Task brief: Go through the data below. Pull out every line that has the word "Century".

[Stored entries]
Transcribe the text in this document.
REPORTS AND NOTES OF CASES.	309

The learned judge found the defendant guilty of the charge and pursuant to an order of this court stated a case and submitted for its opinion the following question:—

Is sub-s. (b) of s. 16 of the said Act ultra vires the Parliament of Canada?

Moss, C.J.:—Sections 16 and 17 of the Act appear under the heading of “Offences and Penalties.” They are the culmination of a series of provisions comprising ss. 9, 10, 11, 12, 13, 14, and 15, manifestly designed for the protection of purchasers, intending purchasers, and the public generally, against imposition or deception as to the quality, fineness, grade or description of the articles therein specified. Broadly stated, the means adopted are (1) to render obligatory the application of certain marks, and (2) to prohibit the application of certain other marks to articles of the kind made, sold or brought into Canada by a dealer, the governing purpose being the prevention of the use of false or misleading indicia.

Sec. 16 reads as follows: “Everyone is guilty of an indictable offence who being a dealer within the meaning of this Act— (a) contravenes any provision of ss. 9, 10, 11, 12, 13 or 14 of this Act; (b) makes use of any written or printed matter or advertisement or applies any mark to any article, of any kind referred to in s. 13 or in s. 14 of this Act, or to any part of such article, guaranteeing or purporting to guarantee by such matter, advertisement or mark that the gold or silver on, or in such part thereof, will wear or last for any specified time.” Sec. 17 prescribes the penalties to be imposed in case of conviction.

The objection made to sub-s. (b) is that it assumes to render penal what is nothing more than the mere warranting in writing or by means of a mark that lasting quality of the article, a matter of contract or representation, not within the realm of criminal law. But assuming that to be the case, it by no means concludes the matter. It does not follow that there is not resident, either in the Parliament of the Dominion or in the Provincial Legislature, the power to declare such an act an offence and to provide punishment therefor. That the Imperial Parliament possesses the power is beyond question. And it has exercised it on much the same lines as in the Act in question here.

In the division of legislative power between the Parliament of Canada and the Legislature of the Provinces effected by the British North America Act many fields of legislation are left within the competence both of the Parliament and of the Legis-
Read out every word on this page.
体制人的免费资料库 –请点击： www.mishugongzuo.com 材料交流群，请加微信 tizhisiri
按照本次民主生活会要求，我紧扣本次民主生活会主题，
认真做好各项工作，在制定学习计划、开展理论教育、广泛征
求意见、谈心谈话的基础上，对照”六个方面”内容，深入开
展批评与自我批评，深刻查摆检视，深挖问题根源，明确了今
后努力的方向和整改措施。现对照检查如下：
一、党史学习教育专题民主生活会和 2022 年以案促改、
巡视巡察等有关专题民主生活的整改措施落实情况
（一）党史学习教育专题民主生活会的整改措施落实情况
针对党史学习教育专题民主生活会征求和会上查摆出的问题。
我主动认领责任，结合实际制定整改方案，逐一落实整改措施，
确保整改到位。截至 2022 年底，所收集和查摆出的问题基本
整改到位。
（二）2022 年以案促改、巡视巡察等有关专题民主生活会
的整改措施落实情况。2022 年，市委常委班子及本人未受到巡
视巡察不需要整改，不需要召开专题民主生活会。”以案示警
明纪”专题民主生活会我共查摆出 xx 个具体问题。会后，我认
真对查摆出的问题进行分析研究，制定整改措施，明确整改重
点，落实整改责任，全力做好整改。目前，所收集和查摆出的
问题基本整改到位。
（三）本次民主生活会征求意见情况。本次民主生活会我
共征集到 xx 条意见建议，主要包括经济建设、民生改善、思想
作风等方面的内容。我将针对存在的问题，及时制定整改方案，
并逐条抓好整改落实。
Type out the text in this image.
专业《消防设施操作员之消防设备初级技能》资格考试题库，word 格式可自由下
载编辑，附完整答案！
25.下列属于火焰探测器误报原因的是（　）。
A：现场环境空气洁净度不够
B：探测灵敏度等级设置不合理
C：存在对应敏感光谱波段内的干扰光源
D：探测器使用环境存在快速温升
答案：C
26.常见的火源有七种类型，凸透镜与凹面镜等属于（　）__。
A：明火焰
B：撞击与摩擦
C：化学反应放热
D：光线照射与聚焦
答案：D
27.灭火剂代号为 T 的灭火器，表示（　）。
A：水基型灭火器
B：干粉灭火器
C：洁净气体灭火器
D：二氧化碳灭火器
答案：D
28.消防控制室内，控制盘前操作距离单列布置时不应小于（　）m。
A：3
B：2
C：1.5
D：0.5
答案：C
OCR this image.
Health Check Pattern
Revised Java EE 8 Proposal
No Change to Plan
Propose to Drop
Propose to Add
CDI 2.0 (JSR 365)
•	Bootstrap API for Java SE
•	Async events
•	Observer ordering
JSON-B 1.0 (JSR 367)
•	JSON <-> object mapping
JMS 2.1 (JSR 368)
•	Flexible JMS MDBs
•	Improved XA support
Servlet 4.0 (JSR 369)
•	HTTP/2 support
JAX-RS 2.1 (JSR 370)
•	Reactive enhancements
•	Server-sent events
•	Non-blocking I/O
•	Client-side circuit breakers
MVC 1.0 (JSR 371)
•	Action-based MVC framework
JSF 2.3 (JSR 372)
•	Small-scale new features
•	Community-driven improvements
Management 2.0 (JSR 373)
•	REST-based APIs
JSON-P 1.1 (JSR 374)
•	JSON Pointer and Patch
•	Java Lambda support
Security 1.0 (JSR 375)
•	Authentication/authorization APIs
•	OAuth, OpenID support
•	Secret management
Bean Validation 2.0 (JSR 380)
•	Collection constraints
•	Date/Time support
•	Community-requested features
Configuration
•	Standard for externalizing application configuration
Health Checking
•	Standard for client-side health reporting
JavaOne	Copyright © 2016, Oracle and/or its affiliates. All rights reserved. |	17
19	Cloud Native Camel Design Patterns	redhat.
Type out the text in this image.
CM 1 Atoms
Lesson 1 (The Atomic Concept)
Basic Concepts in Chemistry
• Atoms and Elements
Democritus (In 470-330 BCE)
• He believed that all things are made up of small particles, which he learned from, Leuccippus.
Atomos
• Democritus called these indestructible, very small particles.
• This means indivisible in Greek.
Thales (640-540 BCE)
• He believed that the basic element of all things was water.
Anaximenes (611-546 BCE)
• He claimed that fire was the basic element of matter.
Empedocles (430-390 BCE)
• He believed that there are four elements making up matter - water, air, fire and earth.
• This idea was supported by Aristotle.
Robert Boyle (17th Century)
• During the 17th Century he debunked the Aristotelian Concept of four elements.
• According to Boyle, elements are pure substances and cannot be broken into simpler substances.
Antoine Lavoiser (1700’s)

The output:
Robert Boyle (17th Century)
• During the 17th Century he debunked the Aristotelian Concept of four elements.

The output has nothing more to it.